Information supplied -

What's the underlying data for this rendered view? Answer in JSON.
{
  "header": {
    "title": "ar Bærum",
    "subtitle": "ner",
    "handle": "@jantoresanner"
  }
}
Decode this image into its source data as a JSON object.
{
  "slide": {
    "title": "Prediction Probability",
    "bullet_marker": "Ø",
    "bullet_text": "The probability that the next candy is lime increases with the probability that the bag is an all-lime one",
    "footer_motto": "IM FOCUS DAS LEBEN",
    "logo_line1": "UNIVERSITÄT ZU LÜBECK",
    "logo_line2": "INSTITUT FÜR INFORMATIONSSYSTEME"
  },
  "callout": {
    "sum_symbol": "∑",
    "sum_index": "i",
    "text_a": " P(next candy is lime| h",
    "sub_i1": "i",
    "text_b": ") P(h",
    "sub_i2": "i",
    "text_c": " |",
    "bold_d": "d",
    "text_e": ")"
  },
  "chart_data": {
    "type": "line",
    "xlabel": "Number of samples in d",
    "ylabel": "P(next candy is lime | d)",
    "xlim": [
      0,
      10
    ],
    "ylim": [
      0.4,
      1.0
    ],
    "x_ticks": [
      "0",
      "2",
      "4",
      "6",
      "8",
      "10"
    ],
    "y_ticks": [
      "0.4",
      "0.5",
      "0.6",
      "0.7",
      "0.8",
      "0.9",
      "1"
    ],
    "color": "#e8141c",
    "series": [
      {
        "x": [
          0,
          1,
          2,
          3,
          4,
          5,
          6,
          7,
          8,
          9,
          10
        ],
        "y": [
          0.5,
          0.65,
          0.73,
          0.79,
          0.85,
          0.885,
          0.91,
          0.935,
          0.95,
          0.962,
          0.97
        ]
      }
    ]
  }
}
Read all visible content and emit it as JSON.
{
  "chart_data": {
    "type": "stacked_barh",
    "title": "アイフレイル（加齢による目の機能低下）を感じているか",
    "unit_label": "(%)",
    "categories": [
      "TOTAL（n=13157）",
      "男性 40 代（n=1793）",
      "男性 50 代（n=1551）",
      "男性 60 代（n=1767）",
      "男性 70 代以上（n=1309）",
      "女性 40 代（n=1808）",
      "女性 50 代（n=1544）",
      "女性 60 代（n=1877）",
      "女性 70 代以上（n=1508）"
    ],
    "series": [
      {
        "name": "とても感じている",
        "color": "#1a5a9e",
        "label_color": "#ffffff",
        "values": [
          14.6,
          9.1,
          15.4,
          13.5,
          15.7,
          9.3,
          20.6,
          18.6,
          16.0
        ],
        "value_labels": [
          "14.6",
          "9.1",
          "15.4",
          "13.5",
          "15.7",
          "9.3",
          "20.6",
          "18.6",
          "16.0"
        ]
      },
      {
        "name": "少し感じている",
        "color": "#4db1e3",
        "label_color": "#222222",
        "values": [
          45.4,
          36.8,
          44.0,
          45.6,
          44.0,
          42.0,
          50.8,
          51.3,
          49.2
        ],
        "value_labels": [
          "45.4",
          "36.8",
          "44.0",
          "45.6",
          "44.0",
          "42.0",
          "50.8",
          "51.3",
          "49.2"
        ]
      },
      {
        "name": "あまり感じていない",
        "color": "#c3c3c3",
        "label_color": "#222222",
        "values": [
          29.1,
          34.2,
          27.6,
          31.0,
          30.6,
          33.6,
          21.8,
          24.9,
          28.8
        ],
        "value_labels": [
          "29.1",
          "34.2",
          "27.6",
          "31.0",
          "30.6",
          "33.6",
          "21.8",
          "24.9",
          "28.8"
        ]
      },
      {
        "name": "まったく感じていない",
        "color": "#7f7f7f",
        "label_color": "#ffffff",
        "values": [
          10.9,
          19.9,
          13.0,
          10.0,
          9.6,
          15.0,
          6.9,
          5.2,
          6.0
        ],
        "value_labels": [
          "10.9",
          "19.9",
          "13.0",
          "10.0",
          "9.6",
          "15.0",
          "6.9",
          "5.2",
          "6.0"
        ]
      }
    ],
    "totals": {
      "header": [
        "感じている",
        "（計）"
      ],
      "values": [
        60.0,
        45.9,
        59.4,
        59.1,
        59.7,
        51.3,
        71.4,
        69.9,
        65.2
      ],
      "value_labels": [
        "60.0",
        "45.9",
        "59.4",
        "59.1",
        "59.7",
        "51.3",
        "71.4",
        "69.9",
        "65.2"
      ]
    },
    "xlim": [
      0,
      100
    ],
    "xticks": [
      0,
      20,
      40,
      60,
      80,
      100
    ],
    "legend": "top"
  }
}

Exercise -
Give every line of the material again, exactly as it reads.

Expected answer -
What's the underlying data for this rendered view? Answer in JSON.
{
  "header": {
    "title": "ar Bærum",
    "subtitle": "ner",
    "handle": "@jantoresanner"
  }
}
Decode this image into its source data as a JSON object.
{
  "slide": {
    "title": "Prediction Probability",
    "bullet_marker": "Ø",
    "bullet_text": "The probability that the next candy is lime increases with the probability that the bag is an all-lime one",
    "footer_motto": "IM FOCUS DAS LEBEN",
    "logo_line1": "UNIVERSITÄT ZU LÜBECK",
    "logo_line2": "INSTITUT FÜR INFORMATIONSSYSTEME"
  },
  "callout": {
    "sum_symbol": "∑",
    "sum_index": "i",
    "text_a": " P(next candy is lime| h",
    "sub_i1": "i",
    "text_b": ") P(h",
    "sub_i2": "i",
    "text_c": " |",
    "bold_d": "d",
    "text_e": ")"
  },
  "chart_data": {
    "type": "line",
    "xlabel": "Number of samples in d",
    "ylabel": "P(next candy is lime | d)",
    "xlim": [
      0,
      10
    ],
    "ylim": [
      0.4,
      1.0
    ],
    "x_ticks": [
      "0",
      "2",
      "4",
      "6",
      "8",
      "10"
    ],
    "y_ticks": [
      "0.4",
      "0.5",
      "0.6",
      "0.7",
      "0.8",
      "0.9",
      "1"
    ],
    "color": "#e8141c",
    "series": [
      {
        "x": [
          0,
          1,
          2,
          3,
          4,
          5,
          6,
          7,
          8,
          9,
          10
        ],
        "y": [
          0.5,
          0.65,
          0.73,
          0.79,
          0.85,
          0.885,
          0.91,
          0.935,
          0.95,
          0.962,
          0.97
        ]
      }
    ]
  }
}
Read all visible content and emit it as JSON.
{
  "chart_data": {
    "type": "stacked_barh",
    "title": "アイフレイル（加齢による目の機能低下）を感じているか",
    "unit_label": "(%)",
    "categories": [
      "TOTAL（n=13157）",
      "男性 40 代（n=1793）",
      "男性 50 代（n=1551）",
      "男性 60 代（n=1767）",
      "男性 70 代以上（n=1309）",
      "女性 40 代（n=1808）",
      "女性 50 代（n=1544）",
      "女性 60 代（n=1877）",
      "女性 70 代以上（n=1508）"
    ],
    "series": [
      {
        "name": "とても感じている",
        "color": "#1a5a9e",
        "label_color": "#ffffff",
        "values": [
          14.6,
          9.1,
          15.4,
          13.5,
          15.7,
          9.3,
          20.6,
          18.6,
          16.0
        ],
        "value_labels": [
          "14.6",
          "9.1",
          "15.4",
          "13.5",
          "15.7",
          "9.3",
          "20.6",
          "18.6",
          "16.0"
        ]
      },
      {
        "name": "少し感じている",
        "color": "#4db1e3",
        "label_color": "#222222",
        "values": [
          45.4,
          36.8,
          44.0,
          45.6,
          44.0,
          42.0,
          50.8,
          51.3,
          49.2
        ],
        "value_labels": [
          "45.4",
          "36.8",
          "44.0",
          "45.6",
          "44.0",
          "42.0",
          "50.8",
          "51.3",
          "49.2"
        ]
      },
      {
        "name": "あまり感じていない",
        "color": "#c3c3c3",
        "label_color": "#222222",
        "values": [
          29.1,
          34.2,
          27.6,
          31.0,
          30.6,
          33.6,
          21.8,
          24.9,
          28.8
        ],
        "value_labels": [
          "29.1",
          "34.2",
          "27.6",
          "31.0",
          "30.6",
          "33.6",
          "21.8",
          "24.9",
          "28.8"
        ]
      },
      {
        "name": "まったく感じていない",
        "color": "#7f7f7f",
        "label_color": "#ffffff",
        "values": [
          10.9,
          19.9,
          13.0,
          10.0,
          9.6,
          15.0,
          6.9,
          5.2,
          6.0
        ],
        "value_labels": [
          "10.9",
          "19.9",
          "13.0",
          "10.0",
          "9.6",
          "15.0",
          "6.9",
          "5.2",
          "6.0"
        ]
      }
    ],
    "totals": {
      "header": [
        "感じている",
        "（計）"
      ],
      "values": [
        60.0,
        45.9,
        59.4,
        59.1,
        59.7,
        51.3,
        71.4,
        69.9,
        65.2
      ],
      "value_labels": [
        "60.0",
        "45.9",
        "59.4",
        "59.1",
        "59.7",
        "51.3",
        "71.4",
        "69.9",
        "65.2"
      ]
    },
    "xlim": [
      0,
      100
    ],
    "xticks": [
      0,
      20,
      40,
      60,
      80,
      100
    ],
    "legend": "top"
  }
}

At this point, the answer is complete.